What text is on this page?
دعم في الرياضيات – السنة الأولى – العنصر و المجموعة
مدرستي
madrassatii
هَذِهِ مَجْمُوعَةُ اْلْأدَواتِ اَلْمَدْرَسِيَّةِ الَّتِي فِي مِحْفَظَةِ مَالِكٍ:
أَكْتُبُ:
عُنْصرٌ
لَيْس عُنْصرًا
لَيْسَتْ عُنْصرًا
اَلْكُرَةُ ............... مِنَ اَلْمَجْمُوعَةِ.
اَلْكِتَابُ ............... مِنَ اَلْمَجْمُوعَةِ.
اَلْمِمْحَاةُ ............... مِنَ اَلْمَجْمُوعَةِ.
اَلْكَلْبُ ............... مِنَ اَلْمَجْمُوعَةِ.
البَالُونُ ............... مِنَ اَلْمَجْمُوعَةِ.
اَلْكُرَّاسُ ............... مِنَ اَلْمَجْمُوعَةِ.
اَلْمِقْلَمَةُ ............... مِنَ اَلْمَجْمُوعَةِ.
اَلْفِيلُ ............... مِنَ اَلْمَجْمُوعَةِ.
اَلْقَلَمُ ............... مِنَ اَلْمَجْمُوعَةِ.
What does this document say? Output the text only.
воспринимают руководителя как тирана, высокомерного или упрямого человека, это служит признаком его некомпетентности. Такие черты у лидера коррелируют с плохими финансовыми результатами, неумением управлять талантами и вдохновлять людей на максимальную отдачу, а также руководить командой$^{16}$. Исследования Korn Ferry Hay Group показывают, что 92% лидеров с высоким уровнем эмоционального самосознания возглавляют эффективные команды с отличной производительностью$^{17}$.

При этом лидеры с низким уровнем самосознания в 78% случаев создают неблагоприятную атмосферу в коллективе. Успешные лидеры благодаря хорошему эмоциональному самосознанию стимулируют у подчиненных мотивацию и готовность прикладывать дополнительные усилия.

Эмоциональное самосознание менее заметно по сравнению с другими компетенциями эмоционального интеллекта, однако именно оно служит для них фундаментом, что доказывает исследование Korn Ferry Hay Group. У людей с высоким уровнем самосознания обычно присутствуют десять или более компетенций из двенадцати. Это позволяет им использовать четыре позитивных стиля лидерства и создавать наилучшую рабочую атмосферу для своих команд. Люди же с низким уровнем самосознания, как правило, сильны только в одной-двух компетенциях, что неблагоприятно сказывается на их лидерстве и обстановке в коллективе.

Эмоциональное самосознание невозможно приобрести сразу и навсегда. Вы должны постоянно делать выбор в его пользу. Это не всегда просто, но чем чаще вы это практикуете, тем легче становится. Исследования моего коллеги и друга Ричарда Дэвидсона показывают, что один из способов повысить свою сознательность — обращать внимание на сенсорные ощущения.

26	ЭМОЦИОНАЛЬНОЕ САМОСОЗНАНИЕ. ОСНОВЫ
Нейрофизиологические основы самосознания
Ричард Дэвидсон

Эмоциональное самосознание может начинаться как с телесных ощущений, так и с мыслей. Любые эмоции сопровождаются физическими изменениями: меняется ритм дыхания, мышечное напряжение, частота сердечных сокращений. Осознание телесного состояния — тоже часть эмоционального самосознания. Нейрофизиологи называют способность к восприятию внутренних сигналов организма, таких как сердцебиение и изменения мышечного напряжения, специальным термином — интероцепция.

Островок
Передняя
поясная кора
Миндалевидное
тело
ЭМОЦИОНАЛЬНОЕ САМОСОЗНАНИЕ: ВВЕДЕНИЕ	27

=-=-=

■ Task to complete
Return from the data every line that holds "text".

■ Correct output
What text is on this page?
What does this document say? Output the text only.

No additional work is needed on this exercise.